A single number is the answer here: how many lines of the entries contain "below"?

→ Records:
-- Start --
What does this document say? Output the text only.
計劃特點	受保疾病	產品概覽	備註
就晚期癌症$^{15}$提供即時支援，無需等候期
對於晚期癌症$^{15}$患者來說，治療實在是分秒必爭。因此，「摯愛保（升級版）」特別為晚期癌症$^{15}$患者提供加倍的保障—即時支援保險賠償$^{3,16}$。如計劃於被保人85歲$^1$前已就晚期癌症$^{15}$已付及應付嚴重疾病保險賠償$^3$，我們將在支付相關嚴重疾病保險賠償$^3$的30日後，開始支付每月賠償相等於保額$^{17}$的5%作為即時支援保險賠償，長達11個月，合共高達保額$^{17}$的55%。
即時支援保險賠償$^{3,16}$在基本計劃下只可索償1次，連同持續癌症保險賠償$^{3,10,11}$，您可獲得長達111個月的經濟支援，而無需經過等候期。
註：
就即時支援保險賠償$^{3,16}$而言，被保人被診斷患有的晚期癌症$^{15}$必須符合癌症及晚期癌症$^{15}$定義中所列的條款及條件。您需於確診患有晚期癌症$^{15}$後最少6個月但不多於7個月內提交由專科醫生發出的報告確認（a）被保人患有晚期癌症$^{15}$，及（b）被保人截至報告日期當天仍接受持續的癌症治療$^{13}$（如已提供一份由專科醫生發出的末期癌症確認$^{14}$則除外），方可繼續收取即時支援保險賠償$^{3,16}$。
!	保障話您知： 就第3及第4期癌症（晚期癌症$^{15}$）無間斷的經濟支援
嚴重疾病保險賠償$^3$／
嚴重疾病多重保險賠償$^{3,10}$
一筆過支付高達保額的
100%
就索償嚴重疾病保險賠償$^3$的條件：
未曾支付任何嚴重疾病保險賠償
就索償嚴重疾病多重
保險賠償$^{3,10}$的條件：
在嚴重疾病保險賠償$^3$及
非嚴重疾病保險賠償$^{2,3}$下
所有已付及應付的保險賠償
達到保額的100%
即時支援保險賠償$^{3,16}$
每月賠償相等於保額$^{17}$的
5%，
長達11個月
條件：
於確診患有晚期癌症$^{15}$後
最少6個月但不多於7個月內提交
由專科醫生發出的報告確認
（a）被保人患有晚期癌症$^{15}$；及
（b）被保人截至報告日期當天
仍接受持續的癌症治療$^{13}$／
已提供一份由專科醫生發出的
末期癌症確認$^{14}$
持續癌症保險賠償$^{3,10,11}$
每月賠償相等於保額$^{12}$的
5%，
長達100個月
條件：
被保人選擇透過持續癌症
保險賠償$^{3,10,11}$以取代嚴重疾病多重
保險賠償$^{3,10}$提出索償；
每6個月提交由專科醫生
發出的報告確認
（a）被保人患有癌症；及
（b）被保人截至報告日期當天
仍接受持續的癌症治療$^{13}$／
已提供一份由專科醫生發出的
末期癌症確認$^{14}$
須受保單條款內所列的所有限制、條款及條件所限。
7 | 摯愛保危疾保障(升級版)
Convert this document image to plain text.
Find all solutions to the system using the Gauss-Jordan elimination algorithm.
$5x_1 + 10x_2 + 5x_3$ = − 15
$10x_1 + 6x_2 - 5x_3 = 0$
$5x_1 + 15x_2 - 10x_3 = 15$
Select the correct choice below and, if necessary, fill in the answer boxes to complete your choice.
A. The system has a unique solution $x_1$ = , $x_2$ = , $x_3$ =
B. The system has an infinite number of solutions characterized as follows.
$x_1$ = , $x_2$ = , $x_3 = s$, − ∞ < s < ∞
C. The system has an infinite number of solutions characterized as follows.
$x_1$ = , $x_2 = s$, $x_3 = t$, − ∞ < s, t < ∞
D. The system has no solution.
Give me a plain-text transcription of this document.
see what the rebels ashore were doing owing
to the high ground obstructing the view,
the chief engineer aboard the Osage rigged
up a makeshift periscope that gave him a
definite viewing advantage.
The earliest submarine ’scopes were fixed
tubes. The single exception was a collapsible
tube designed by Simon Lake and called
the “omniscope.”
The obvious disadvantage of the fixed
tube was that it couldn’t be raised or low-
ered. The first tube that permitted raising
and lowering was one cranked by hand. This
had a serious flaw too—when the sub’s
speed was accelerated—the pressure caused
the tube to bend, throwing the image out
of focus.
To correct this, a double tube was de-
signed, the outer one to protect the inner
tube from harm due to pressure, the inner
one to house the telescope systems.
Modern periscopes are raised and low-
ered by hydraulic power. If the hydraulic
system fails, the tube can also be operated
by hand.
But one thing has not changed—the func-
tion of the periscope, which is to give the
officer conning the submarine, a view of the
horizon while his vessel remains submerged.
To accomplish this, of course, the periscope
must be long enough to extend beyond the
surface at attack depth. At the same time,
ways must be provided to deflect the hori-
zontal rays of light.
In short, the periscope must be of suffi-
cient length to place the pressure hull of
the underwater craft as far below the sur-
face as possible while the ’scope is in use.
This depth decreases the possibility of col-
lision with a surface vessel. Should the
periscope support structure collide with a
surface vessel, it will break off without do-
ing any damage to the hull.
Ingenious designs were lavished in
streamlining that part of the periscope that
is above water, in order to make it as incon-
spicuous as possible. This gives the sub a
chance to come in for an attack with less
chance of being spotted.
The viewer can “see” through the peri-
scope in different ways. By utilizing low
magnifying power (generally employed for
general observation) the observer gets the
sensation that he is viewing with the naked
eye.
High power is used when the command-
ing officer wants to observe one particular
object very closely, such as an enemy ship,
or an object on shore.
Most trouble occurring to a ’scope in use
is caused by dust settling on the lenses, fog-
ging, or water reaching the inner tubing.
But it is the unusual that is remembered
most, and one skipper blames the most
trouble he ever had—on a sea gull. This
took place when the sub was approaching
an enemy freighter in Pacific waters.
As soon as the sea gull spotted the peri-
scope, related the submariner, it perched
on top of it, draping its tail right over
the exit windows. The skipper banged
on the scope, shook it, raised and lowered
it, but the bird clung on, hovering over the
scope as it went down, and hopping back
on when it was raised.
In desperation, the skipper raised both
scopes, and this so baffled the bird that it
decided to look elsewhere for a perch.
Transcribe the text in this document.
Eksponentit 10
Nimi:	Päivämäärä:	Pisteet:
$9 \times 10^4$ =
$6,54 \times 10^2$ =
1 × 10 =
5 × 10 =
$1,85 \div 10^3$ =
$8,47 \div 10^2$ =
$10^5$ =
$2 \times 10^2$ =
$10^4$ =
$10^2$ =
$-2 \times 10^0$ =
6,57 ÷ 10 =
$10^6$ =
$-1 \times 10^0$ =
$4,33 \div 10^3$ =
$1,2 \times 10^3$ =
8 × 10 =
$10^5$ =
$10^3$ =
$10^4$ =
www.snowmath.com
-- End --
→ CORRECT RESPONSE: 2